- _Work instructions_:
a. In the report on whitening a single stained tooth, what share of internally bleached teeth does Dr. West say develop reabsorption?
b. Carry on the report about whitening a single stained tooth, starting after its final sentence.

ADA Show Report: Solutions for single stained tooth

By Laird Harrison, Senior Editor

September 27, 2007 -- SAN FRANCISCO -- More obvious than a sore thumb, an off-color tooth can mar the brightest smile. Yet whitening just one tooth -- without affecting its comrades -- presents so many challenges that dentists of the past have often counseled their patients to live with the problem.

Now three trends are converging to make whitening a single discolored tooth increasingly worth while, said John D. West, DDS, MSD, a Tacoma, Washington endodontist today at the American Dental Association's 148th Annual Session.

  • New techniques have become available.
  • Interdisciplinary teams are finding new ways to bring their skills to bear on the problem.
  • People are living longer, so a bright smile is becoming a more worthwhile investment.

"We're going to live into our hundreds, and we're going to be socially and sexually active and we're going to have our teeth," said Dr. West.

From the standpoint of treatment, single discolored teeth fall into two broad categories: those with living pulp and those with dead pulp.

For the teeth with dead pulp, Dr. West described techniques of internal bleaching with "walking bleach." External bleaching with brushes works well also, he said, but it's time-consuming. So "who wants to do it?"

After cutting access for internal bleaching, the dentist fills the tooth with bleach. One of the chief problems with this approach, he said is reabsorption which occurs in about 6.9 percent of these teeth.

He attributed this problem to an anatomical characteristic found in about 8 percent of teeth: the enamel doesn't reach the cementum. "I call this the Bermuda Triangle of endodontics," he said.

- _Data for analysis_:
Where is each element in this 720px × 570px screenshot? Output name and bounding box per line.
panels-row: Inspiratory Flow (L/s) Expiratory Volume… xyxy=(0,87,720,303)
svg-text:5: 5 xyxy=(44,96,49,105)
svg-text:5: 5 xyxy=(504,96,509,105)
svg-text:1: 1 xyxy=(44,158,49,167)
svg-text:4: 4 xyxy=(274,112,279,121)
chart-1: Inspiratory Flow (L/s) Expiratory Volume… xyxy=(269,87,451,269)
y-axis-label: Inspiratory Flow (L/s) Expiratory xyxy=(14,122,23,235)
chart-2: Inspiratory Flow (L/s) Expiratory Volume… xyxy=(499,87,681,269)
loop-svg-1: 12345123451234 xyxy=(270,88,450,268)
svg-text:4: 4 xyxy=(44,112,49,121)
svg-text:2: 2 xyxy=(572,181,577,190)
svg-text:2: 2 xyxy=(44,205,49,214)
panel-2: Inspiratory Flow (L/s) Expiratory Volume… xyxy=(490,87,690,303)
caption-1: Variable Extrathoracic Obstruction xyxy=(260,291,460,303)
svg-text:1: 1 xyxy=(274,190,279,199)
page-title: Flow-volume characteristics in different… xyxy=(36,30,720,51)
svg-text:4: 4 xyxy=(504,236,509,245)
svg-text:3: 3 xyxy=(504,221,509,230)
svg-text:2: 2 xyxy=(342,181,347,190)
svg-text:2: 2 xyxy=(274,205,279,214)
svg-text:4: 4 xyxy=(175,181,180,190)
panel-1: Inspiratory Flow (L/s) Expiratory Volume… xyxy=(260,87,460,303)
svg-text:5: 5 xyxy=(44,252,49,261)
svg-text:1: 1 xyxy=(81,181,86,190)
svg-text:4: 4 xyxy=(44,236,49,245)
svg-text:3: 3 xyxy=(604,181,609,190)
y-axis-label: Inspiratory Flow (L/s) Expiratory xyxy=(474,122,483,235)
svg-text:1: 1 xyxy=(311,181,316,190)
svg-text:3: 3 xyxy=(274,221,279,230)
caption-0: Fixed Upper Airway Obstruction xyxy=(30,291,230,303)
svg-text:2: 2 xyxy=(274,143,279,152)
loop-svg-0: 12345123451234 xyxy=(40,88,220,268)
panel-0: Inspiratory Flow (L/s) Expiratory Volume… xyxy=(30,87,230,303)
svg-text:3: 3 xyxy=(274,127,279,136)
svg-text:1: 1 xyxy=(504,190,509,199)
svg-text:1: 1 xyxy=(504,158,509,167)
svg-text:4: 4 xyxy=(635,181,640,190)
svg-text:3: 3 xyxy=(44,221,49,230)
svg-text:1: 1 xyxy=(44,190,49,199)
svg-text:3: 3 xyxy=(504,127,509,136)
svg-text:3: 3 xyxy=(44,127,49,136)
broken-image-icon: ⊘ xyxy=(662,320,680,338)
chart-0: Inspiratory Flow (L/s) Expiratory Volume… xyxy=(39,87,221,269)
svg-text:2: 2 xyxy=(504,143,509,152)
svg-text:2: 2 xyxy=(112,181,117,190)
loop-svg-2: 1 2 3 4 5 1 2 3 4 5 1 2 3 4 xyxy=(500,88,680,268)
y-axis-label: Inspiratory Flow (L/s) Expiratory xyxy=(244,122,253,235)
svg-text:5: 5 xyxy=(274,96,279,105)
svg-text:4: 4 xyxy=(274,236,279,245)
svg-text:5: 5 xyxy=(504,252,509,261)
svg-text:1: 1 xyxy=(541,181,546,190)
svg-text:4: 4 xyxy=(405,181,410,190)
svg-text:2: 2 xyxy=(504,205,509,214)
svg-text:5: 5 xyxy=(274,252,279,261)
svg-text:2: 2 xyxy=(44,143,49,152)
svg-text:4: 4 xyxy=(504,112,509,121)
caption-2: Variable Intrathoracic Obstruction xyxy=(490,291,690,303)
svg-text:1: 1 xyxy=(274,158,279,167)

- _Exercise responses_:
a. About 6.9 percent.

b.
As a solution, he recommended creating a barrier inside the crown, which should be molded by carefully measuring the shape of the epithelial attachment.

Afterwards, he advised, dentists should make a careful seal over the bleach. Dr. West recommended leaving the walking bleach in place for about six weeks.

Teeth with living pulps offer different options, he said. One common cause of discoloration in such teeth is calcification. In such teeth there are four possible solutions:

  • A full crown or veneer
  • Internal bleaching with endodontics
  • Internal bleaching without endodontics
  • External bleaching

Veneers are expensive and last only about 10 years, Dr. West said. Restoration, on the other hand, begins the restorative, periodontal cascade.

Endodontics can prevent further internal deterioration. On the other hand, cutting access for internal bleach may kill the pulp.

External bleaching is time-consuming and won't address the problems inside the tooth.

All these alternatives must be weighed carefully, Dr. West said.

Single-tooth treatments, he concluded, "may seem like a nickel-and-dime thing," but they can potentially bring great benefits to the patient.